■ Document segment ■
Malaria has long been treated with traditional medicine [5].Traditional medicine includes all possible methods of using herbs, herbal materials or herbal medicine to treat diseases. Under an underpinning circumstance and before the advent of English medicine, the use of herbs has been prominent in the treatment of a lot of diseases, malaria inclusive. Herbal medicine is used to treat malaria among all categories, including children less than five years. Herbal medicine are now been commercialized [9, 12]. They are sold in the market and they are consequently receiving good patronages. While most herb medicine producers write the specifications and formations of the herbal medicines on the label, most do not do so as a matter of fact making the users take what they do not know as medicine. Some plants have been notably used in the production of herbal medicine. For example, the stem and bark of Lophira lanceolata and Khaya grandifiola have been reportedly used to produce herbal medicine notably used to treat malaria [7, 15].  Extract from bitter leaf has also been used to prepared herbal medicine (e.g. Goko cleanser). Similarly, extract of Newbouldia laevis has also been incorporated in herbal medicine preparation to inhibit the growth of Plasmodium berghei in Swiss Albino mice [22, 1]. This study suggested that herbal medicine can be for the treatment of malaria and all are extracted from different plants known for their high medicinal activities.

Having established a concrete background that herbal medicine is efficacious in the treatment of malaria in our communities, it is also pertinent that the side effects of these extracts are known by different laboratory tests. This can evidently give the doses that are safer for curative purposes. However, mortality dose response test is very important while studying the efficacy of herbal medicine. Also, test of toxicity gives clear picture of the level of damage that active ingredients contained in extracts of plant do to the organs, tissues or cells [13]. To show the safety of some herbal medicine on malaria parasite, it is pertinent to look for herbal mixtures that have high efficacious antimalarial properties with low toxicity while treating malaria [19]. It is crystal clear that medicine which stops a disease condition but causes harmful effect on the organs of the body is not worth recommending. The efficacy and mortality dose response of herbal mixtures against malaria parasite (Plasmodium berghei) in Swiss albino mice were investigated in this study to verify the safety and dosage in treatment malaria in the community.

■ Your task ■
Please answer from the passage on herbal medicine for malaria: the stem and bark of which two plants have reportedly been used to produce herbal medicine for treating malaria?

■ Information provided ■
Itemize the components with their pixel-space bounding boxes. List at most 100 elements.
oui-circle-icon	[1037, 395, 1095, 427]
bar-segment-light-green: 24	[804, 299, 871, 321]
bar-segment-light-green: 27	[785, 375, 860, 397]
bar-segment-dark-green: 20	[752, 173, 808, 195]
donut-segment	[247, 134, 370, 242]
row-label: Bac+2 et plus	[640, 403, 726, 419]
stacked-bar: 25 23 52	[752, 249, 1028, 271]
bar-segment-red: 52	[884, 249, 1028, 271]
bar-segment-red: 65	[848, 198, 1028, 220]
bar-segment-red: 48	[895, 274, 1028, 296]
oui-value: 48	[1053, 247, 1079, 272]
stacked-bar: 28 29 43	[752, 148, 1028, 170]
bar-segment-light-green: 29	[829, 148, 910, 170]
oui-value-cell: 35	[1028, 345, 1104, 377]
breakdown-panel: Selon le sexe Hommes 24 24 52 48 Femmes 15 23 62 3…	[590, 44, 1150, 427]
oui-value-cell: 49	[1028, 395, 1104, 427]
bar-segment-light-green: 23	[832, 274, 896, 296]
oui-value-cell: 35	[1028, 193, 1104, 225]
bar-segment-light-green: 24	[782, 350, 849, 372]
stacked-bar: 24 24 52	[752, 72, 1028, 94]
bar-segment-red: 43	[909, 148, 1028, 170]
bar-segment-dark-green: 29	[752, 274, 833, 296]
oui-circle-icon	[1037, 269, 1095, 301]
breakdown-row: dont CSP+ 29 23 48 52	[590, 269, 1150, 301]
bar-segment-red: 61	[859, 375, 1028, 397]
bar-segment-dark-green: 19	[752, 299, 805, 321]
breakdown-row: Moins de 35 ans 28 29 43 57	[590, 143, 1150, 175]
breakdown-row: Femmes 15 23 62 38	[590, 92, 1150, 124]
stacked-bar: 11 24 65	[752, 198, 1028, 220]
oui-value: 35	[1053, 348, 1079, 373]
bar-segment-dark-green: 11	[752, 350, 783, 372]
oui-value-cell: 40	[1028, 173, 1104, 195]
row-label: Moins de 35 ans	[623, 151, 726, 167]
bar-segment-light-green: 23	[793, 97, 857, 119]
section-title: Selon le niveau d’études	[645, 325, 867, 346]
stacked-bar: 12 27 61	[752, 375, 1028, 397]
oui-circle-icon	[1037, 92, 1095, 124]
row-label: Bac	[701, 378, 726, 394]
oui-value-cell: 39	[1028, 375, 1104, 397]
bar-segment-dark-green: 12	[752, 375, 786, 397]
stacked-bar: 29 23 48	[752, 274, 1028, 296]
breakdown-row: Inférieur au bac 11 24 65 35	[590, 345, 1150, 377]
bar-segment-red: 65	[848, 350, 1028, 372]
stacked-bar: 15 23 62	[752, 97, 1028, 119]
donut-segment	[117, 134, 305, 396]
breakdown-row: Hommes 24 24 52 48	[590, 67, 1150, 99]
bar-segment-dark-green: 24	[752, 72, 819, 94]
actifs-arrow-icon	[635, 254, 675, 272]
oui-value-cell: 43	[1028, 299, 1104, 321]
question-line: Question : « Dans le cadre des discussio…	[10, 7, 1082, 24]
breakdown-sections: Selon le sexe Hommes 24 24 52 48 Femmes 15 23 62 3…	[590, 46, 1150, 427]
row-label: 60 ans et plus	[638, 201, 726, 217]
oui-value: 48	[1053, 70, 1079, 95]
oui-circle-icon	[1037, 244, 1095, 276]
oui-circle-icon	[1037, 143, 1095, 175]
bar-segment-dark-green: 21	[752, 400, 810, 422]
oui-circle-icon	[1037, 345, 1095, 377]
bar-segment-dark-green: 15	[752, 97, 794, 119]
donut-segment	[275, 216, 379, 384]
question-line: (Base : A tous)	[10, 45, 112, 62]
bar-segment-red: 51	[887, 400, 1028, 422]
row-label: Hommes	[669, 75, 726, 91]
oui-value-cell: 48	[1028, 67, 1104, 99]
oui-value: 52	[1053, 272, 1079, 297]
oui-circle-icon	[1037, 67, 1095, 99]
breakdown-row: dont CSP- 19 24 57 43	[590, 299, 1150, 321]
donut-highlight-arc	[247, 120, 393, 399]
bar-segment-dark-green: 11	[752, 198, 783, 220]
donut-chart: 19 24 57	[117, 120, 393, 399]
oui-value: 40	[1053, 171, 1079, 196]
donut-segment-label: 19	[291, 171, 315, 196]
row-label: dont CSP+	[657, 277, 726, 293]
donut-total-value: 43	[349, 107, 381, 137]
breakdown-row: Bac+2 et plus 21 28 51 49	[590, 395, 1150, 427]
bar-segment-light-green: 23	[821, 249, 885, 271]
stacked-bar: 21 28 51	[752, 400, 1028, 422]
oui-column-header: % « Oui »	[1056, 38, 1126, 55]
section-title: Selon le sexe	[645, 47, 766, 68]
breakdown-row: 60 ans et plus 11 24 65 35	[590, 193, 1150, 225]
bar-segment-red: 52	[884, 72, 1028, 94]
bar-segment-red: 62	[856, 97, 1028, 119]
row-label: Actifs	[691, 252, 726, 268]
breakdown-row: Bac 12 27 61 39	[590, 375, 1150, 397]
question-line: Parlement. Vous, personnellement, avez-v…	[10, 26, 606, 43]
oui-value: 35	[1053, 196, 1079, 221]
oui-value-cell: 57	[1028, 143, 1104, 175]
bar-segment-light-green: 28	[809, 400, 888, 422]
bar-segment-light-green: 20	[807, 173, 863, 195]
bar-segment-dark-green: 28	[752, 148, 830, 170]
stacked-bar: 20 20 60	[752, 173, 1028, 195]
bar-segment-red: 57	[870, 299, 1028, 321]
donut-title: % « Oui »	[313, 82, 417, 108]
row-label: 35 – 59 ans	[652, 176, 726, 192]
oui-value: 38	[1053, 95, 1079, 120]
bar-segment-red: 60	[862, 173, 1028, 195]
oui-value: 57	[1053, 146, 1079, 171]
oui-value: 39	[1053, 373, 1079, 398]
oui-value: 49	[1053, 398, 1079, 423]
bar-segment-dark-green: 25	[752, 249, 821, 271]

■ Output of the task ■
Lophira lanceolata and Khaya grandifiola.